• **Goal of the exercise**: Select the lines that contain "小朋友的家" and copy each of them.

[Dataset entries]
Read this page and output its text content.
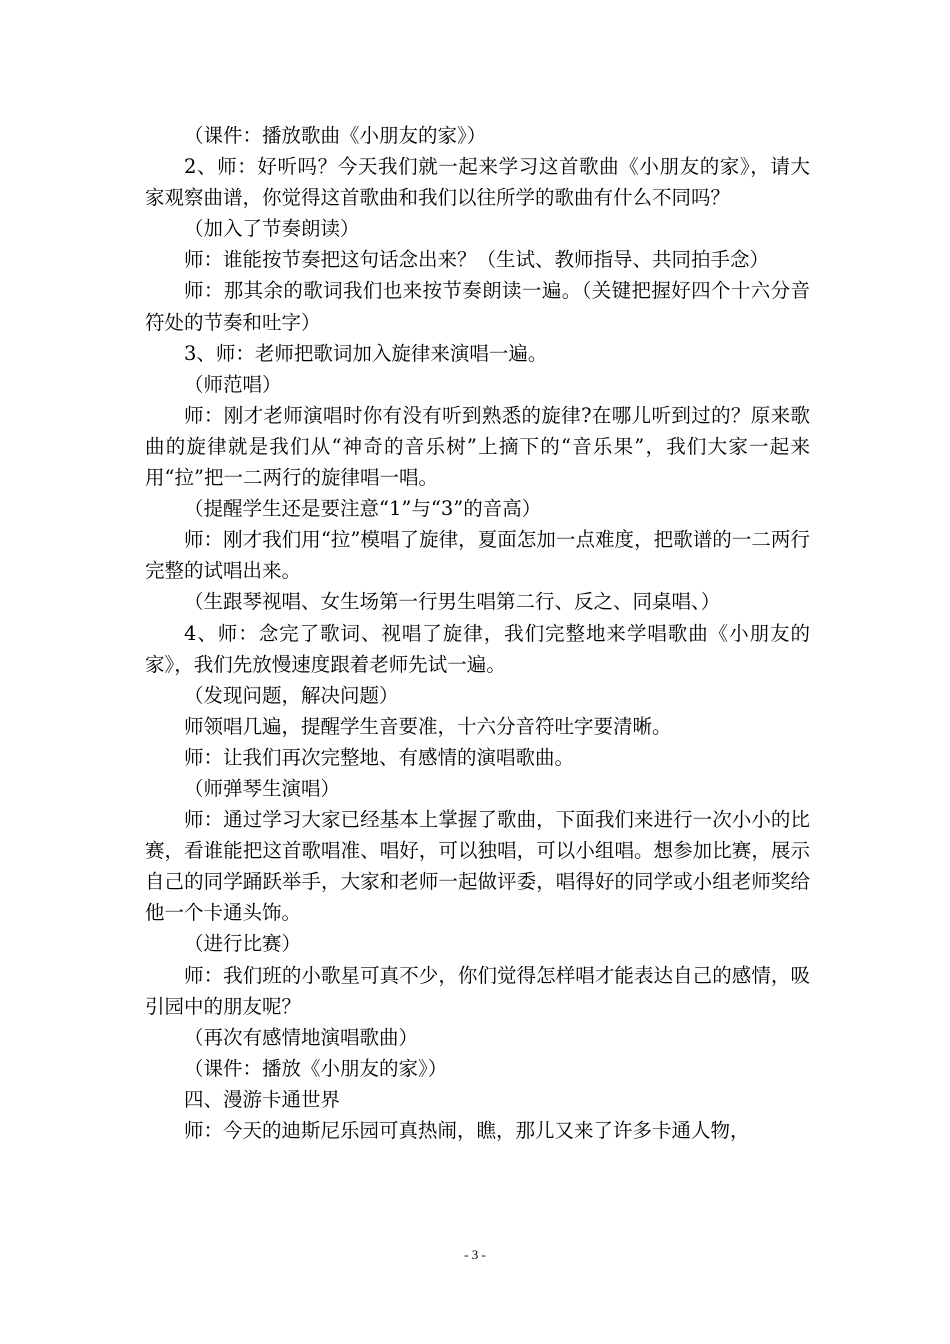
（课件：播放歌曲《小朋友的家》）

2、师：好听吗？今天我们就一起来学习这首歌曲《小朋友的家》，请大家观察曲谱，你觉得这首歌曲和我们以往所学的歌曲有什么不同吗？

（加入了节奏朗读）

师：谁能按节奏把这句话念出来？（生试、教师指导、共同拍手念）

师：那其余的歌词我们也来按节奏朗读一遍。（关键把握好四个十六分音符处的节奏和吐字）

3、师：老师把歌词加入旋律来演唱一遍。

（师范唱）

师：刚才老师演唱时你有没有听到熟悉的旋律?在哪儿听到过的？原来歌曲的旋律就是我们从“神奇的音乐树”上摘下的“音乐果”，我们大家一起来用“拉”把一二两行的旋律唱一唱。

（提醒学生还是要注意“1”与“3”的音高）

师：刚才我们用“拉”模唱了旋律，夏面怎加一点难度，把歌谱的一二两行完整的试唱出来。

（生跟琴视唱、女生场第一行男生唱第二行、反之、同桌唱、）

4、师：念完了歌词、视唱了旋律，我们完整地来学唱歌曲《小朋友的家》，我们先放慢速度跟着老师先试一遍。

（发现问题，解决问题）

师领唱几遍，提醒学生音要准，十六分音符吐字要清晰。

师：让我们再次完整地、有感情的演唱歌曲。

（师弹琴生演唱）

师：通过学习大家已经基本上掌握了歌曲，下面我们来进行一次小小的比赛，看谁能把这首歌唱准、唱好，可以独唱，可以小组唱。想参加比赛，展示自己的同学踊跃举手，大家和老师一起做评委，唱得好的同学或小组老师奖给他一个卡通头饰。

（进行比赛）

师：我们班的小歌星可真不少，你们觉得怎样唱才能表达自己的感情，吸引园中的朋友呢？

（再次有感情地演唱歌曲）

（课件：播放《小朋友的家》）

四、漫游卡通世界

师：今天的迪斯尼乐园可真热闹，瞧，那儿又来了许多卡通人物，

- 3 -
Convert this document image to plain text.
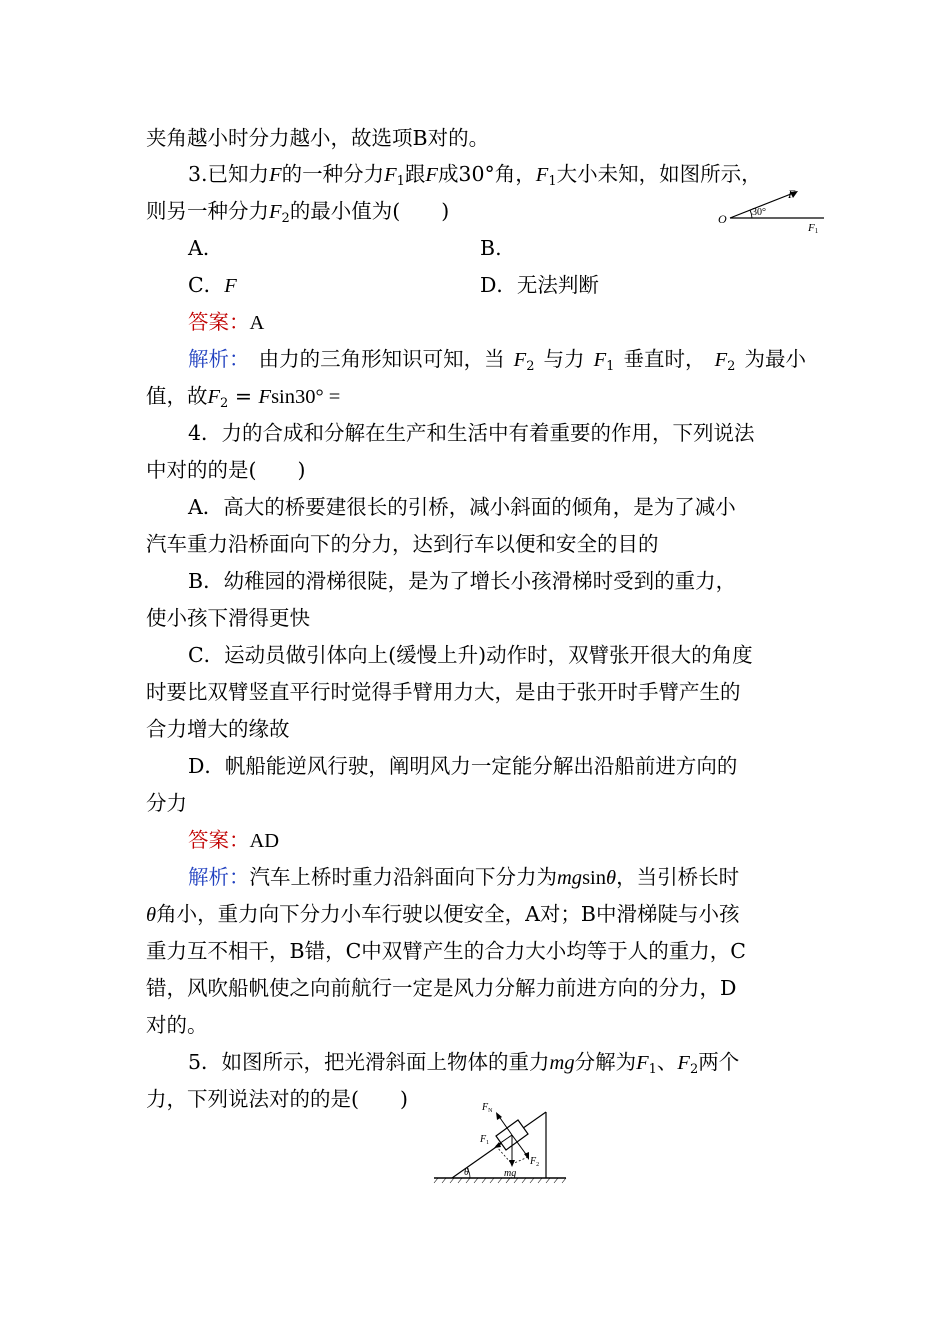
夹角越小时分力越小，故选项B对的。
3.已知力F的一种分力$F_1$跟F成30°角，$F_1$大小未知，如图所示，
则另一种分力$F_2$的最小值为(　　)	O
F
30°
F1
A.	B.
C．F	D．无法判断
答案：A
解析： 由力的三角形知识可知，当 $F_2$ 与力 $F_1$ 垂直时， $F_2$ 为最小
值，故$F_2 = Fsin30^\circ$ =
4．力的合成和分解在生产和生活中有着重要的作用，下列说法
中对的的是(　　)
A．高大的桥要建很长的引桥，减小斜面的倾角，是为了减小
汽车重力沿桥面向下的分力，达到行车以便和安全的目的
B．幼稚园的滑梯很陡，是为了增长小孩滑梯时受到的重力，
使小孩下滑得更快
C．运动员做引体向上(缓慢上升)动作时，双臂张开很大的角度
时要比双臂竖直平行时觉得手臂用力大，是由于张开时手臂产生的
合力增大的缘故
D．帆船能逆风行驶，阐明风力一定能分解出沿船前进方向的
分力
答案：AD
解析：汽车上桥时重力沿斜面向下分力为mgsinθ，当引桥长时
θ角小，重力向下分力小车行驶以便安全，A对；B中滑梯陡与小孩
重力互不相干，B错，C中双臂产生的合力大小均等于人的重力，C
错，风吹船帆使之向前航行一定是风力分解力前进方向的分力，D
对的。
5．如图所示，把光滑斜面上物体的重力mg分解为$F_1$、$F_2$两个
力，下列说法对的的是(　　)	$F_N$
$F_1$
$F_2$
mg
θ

• **Response to this task**:
（课件：播放歌曲《小朋友的家》）
2、师：好听吗？今天我们就一起来学习这首歌曲《小朋友的家》，请大家观察曲谱，你觉得这首歌曲和我们以往所学的歌曲有什么不同吗？
4、师：念完了歌词、视唱了旋律，我们完整地来学唱歌曲《小朋友的家》，我们先放慢速度跟着老师先试一遍。
（课件：播放《小朋友的家》）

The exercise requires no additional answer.